(Records from a collection)
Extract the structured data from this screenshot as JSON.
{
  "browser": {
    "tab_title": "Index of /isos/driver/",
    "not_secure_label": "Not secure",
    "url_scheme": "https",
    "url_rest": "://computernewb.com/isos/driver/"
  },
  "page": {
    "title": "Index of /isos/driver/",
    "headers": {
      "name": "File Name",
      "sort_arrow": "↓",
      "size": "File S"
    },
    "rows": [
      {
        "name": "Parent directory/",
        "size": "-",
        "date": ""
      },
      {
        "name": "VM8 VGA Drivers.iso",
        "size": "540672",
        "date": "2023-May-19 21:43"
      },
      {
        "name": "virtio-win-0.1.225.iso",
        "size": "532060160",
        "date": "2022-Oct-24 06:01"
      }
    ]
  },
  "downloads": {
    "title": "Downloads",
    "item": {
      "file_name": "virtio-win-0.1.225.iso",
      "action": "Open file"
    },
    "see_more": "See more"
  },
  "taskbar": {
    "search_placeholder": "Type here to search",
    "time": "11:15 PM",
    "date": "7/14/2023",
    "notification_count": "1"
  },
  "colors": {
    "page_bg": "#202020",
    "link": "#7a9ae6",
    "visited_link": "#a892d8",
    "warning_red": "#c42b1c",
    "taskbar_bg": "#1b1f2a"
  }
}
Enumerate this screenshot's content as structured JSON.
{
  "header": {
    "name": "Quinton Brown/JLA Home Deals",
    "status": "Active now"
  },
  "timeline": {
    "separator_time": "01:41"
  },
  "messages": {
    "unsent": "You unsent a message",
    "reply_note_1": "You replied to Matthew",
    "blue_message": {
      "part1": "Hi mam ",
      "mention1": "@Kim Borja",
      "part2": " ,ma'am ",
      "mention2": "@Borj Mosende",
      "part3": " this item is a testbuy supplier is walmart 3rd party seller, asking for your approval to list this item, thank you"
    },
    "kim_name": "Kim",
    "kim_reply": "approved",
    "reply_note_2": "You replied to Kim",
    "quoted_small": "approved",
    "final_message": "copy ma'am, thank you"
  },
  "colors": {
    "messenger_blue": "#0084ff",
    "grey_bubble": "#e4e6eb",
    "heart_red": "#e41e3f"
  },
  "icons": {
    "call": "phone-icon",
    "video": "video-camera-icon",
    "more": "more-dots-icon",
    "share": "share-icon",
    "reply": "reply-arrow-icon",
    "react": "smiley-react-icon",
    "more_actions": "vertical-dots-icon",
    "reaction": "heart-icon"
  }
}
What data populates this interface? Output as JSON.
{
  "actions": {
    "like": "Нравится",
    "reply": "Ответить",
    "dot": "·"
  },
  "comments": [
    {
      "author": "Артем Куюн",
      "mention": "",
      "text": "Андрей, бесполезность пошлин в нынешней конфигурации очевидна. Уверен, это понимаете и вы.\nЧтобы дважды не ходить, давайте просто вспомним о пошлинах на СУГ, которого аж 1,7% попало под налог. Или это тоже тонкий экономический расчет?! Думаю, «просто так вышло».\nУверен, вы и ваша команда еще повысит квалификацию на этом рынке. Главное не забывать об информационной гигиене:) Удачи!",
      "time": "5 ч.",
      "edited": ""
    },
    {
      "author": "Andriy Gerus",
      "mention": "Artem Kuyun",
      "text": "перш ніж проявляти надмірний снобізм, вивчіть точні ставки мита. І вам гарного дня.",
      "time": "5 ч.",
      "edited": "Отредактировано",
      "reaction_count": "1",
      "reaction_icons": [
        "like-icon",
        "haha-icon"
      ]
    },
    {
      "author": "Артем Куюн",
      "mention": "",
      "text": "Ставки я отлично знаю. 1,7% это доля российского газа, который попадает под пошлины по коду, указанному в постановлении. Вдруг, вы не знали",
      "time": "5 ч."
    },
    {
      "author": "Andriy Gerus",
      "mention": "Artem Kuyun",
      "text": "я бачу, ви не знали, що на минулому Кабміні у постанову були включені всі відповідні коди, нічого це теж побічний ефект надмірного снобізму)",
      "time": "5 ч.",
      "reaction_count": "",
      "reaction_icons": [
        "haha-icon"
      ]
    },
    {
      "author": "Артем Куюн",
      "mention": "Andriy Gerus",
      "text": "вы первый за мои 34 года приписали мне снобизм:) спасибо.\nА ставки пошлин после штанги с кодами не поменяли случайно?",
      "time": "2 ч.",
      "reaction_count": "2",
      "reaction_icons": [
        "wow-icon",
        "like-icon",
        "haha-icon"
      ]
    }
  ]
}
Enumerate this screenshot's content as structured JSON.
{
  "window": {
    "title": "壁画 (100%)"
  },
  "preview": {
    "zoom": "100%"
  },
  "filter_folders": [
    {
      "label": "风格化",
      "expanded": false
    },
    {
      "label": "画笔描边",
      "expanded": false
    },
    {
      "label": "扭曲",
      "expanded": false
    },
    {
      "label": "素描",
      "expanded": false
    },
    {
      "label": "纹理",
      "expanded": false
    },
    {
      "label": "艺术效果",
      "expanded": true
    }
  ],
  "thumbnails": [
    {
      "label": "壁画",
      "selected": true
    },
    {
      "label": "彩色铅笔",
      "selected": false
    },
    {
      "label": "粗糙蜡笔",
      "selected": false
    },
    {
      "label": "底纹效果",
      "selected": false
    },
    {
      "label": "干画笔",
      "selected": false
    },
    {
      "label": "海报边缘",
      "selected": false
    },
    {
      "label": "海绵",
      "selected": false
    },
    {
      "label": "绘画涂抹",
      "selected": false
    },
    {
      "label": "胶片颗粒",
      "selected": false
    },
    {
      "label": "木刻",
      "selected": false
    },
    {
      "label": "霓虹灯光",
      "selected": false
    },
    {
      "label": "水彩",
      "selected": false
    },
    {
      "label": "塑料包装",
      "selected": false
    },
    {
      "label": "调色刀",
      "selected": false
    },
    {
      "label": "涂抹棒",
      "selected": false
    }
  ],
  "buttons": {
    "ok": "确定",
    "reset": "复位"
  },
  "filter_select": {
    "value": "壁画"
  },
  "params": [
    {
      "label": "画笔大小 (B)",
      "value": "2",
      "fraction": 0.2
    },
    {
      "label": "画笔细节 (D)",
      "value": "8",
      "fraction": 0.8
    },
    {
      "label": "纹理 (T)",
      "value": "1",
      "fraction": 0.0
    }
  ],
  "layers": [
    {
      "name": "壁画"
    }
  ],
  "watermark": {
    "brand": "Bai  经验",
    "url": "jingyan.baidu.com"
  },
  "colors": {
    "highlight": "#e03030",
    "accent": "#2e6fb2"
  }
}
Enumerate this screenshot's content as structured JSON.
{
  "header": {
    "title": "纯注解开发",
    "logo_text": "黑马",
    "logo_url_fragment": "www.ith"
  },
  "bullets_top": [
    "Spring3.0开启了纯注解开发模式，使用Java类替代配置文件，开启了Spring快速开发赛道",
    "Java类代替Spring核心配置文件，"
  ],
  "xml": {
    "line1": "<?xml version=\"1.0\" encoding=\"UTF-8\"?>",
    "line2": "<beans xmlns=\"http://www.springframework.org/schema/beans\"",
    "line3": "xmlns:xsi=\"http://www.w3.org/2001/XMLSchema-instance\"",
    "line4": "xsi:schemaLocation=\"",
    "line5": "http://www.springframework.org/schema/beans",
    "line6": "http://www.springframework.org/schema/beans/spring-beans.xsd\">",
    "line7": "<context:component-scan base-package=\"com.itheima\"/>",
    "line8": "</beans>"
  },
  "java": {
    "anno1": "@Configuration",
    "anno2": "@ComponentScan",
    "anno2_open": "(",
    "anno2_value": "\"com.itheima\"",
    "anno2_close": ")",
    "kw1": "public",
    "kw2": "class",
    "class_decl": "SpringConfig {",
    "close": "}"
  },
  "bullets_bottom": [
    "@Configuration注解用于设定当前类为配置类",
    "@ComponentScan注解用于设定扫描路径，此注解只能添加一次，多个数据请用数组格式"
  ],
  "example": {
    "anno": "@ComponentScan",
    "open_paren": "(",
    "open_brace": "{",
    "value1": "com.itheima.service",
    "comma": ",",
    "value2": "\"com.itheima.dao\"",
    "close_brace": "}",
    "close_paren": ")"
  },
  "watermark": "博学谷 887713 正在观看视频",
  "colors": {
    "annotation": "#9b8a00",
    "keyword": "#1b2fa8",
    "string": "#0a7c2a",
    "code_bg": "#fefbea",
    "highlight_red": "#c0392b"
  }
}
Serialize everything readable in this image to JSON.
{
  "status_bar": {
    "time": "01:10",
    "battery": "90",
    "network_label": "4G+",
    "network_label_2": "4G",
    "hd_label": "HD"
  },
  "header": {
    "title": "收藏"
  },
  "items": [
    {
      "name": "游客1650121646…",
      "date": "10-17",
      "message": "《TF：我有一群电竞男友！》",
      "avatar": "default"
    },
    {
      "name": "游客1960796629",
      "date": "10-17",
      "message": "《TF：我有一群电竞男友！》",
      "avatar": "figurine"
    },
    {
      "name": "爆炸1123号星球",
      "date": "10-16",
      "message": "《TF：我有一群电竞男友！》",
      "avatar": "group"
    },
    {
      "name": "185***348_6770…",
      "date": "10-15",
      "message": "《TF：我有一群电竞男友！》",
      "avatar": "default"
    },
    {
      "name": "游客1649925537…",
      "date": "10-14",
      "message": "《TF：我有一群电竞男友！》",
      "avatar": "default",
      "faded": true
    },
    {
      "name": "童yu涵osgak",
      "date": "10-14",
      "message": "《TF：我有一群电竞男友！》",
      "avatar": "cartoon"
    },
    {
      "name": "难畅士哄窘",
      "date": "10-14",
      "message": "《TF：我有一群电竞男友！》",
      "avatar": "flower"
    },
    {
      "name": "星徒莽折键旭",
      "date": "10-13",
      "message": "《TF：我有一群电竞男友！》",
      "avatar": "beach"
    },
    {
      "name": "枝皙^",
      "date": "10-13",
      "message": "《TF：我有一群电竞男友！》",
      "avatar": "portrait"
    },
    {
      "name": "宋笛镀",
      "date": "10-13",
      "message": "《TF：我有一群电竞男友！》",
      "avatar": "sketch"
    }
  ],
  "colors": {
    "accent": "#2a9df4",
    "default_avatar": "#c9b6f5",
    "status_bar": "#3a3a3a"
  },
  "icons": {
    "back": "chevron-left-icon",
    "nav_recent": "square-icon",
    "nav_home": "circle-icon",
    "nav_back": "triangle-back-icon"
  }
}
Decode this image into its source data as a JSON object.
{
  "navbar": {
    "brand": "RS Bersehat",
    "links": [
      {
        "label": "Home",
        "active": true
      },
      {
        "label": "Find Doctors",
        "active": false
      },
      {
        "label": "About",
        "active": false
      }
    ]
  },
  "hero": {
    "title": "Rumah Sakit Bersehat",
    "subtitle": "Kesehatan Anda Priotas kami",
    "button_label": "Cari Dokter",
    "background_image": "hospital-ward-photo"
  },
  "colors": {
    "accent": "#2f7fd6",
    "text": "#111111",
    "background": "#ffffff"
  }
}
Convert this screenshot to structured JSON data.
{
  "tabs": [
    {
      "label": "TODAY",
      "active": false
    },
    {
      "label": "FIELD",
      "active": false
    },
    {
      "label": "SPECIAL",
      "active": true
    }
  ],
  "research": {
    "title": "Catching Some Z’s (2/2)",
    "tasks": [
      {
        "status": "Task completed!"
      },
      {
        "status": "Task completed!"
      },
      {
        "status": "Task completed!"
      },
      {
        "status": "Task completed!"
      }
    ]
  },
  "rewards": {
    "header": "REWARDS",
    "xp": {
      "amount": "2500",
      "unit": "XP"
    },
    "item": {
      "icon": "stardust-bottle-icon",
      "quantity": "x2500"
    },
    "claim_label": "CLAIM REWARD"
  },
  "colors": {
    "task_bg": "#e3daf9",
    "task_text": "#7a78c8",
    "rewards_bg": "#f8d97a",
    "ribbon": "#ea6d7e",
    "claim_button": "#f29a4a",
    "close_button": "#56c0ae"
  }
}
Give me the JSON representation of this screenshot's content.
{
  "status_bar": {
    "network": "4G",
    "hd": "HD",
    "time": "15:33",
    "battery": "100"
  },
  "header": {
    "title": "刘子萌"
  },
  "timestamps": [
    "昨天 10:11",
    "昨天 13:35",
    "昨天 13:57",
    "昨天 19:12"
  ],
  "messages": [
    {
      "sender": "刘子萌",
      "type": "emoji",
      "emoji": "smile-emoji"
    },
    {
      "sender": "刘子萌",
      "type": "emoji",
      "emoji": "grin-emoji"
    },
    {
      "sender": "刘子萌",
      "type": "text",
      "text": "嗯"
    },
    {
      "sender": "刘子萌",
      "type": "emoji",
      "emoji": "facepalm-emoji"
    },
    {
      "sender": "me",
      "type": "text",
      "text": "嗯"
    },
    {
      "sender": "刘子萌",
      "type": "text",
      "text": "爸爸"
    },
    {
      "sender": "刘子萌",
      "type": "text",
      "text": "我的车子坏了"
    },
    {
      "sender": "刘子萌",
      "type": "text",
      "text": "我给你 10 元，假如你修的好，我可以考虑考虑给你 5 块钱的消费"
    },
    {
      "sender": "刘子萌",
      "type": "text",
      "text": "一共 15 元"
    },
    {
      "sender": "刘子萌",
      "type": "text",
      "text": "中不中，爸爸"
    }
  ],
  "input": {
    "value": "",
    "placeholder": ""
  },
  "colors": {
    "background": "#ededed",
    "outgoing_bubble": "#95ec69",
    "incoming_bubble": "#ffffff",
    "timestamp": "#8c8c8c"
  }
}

WORK TO DO.
Extract each line holding the string "data".

WRITTEN RESPONSE.
Extract the structured data from this screenshot as JSON.
What data populates this interface? Output as JSON.
Decode this image into its source data as a JSON object.
Convert this screenshot to structured JSON data.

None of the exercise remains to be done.